- **WHAT NEEDS TO BE DONE**
Spot every line with the word "degareliksem" and return it.

- **DATASET RECORDS**
▼
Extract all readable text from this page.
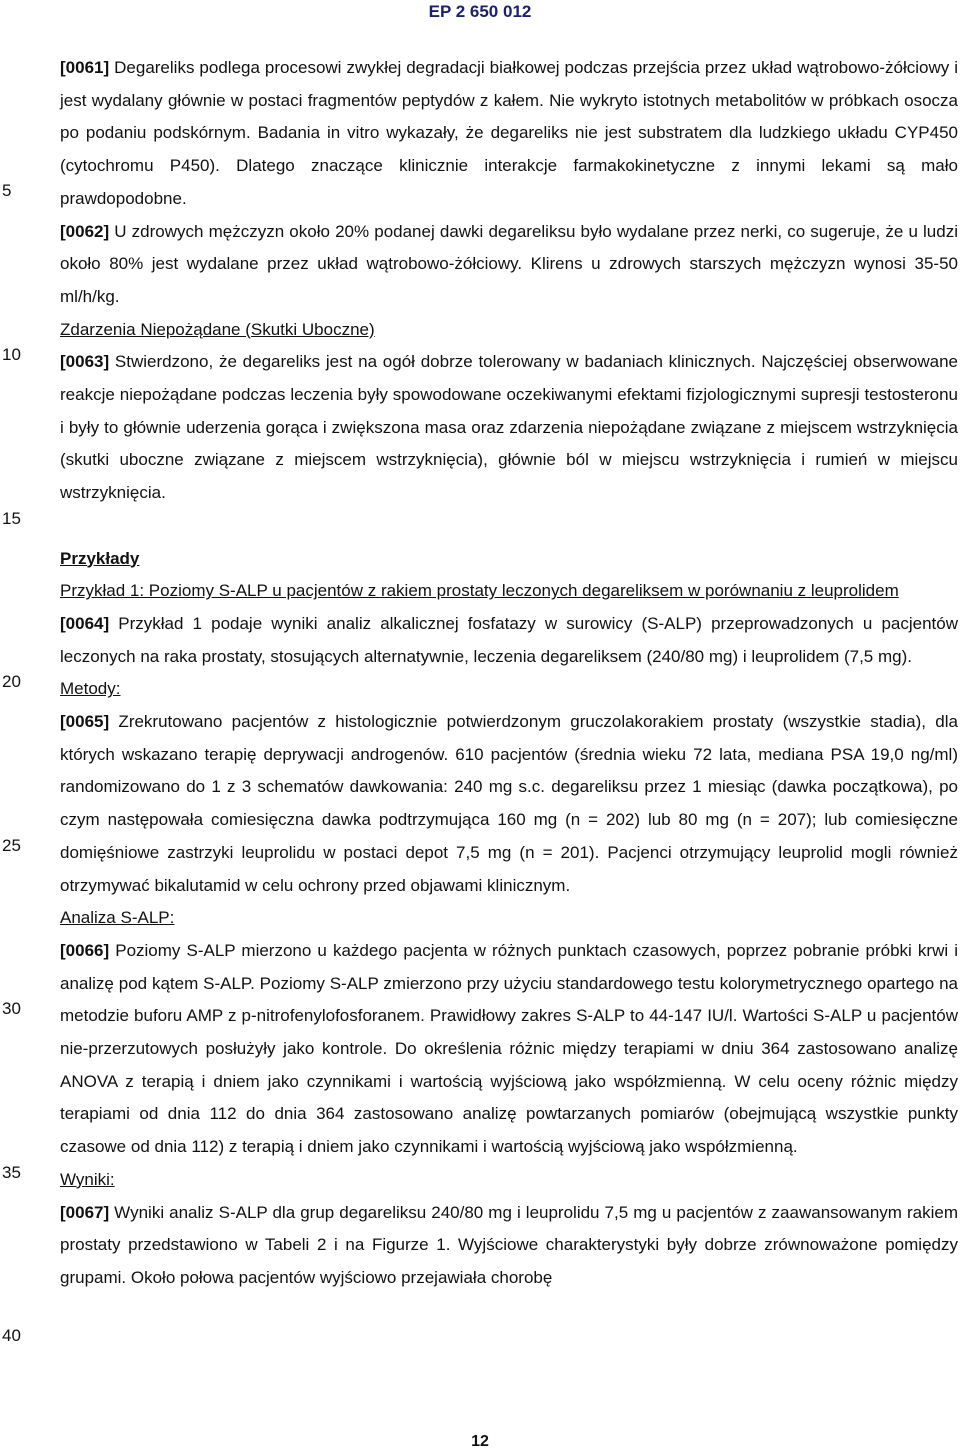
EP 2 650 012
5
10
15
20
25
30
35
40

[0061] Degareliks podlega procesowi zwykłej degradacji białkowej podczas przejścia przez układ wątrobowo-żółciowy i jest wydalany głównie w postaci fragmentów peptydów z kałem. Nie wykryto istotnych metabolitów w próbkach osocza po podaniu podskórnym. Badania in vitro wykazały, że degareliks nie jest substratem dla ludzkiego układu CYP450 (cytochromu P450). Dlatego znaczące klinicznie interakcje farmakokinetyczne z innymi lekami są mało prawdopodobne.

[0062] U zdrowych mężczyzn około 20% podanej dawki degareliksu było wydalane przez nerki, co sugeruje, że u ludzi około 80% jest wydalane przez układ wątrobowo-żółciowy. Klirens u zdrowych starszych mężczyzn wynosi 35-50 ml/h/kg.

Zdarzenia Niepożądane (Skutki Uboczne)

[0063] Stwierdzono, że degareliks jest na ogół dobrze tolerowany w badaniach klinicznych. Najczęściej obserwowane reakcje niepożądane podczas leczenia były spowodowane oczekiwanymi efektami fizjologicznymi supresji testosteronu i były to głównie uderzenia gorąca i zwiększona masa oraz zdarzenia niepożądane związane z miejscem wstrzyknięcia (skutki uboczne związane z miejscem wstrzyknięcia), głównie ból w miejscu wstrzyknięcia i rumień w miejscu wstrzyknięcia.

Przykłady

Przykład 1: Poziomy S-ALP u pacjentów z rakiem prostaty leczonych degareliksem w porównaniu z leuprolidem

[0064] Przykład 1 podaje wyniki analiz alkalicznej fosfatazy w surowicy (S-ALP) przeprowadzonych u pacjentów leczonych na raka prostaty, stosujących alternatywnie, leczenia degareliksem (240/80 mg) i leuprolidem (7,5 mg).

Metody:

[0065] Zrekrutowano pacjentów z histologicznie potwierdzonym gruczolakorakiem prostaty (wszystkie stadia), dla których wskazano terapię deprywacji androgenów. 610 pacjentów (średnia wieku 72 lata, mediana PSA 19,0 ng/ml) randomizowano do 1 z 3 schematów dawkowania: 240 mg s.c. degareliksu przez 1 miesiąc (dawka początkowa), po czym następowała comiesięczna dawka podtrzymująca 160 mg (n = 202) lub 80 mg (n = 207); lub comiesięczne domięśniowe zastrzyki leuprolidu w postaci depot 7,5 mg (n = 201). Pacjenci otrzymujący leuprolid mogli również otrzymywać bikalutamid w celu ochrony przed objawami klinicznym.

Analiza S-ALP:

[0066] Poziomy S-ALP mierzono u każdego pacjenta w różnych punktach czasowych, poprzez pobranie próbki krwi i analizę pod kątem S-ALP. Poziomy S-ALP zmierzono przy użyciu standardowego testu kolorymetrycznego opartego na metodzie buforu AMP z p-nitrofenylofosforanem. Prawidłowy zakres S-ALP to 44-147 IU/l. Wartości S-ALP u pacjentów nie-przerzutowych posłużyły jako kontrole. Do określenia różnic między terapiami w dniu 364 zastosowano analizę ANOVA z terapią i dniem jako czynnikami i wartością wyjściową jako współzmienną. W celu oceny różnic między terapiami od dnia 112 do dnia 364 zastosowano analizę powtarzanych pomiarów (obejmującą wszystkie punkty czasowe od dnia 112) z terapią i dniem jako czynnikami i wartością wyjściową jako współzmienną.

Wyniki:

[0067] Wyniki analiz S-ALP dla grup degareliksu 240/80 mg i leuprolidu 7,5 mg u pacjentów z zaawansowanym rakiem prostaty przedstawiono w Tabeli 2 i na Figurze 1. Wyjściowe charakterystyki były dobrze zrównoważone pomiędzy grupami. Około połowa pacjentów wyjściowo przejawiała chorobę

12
▲
▼
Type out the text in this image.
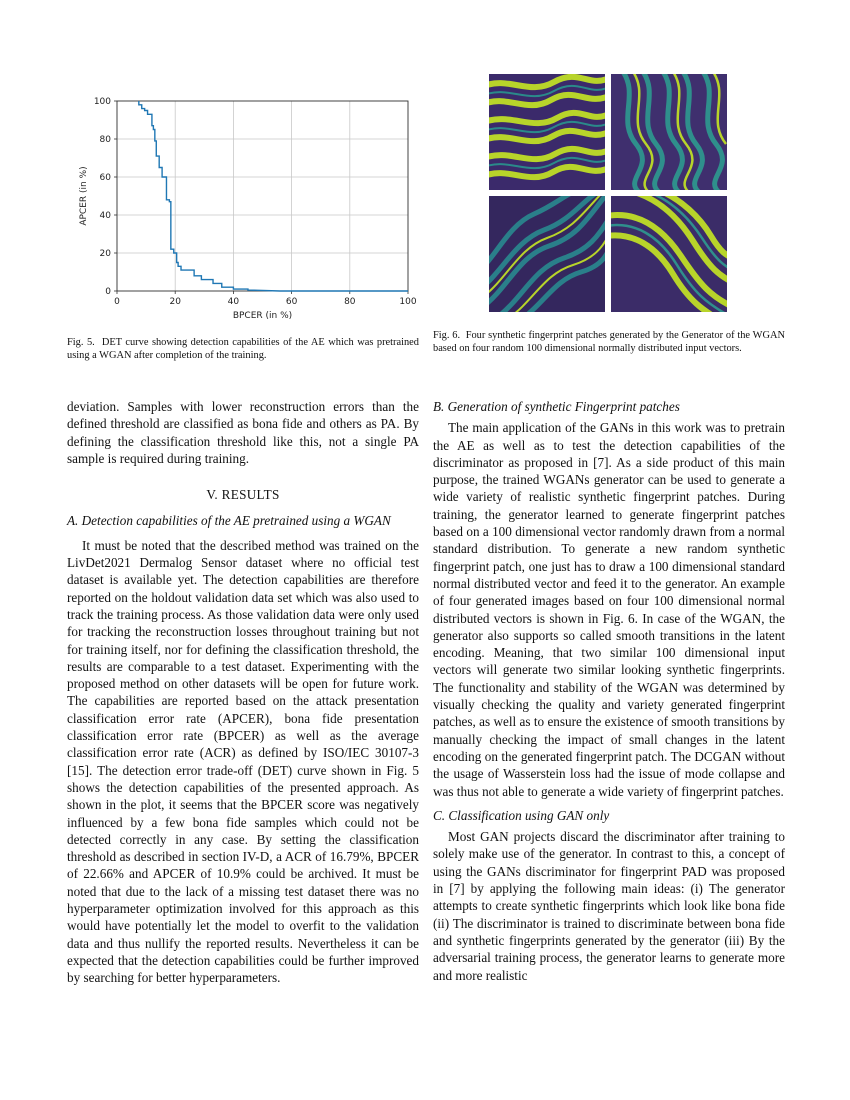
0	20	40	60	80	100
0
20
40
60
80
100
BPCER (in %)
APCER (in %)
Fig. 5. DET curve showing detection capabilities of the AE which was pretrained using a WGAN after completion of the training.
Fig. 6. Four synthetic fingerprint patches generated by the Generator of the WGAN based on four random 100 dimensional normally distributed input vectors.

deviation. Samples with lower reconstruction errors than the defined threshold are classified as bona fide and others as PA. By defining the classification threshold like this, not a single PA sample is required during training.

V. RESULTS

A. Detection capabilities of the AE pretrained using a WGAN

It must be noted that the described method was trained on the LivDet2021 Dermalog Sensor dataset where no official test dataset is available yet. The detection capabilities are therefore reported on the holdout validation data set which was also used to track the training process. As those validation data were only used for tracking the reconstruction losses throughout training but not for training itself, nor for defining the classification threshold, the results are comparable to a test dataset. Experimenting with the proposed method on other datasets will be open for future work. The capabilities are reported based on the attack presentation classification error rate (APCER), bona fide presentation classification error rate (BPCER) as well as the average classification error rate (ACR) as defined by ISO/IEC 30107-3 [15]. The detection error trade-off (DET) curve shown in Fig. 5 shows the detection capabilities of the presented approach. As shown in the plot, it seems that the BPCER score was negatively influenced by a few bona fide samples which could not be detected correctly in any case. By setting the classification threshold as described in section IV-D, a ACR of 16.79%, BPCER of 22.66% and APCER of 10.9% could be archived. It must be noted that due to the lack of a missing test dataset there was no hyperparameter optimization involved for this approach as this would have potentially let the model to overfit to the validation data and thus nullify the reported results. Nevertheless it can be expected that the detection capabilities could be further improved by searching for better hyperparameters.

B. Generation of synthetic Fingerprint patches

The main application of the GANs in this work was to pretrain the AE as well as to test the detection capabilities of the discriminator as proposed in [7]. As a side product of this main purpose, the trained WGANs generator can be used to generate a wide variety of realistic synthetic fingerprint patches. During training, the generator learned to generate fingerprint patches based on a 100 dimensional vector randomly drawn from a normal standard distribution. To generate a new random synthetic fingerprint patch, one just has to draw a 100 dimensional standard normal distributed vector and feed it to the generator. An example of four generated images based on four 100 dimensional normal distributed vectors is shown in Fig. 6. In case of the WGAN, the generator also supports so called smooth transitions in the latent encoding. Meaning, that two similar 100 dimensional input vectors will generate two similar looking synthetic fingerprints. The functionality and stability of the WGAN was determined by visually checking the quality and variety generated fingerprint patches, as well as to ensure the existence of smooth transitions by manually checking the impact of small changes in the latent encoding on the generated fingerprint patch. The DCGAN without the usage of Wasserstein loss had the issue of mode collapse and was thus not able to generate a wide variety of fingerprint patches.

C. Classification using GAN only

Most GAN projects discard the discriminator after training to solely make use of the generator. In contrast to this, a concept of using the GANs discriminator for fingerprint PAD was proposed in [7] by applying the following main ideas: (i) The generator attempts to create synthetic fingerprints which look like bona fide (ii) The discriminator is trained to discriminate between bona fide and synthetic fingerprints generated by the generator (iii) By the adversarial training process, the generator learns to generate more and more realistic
▲
- **FULL SOLUTION**
Przykład 1: Poziomy S-ALP u pacjentów z rakiem prostaty leczonych degareliksem w porównaniu z leuprolidem
[0064] Przykład 1 podaje wyniki analiz alkalicznej fosfatazy w surowicy (S-ALP) przeprowadzonych u pacjentów leczonych na raka prostaty, stosujących alternatywnie, leczenia degareliksem (240/80 mg) i leuprolidem (7,5 mg).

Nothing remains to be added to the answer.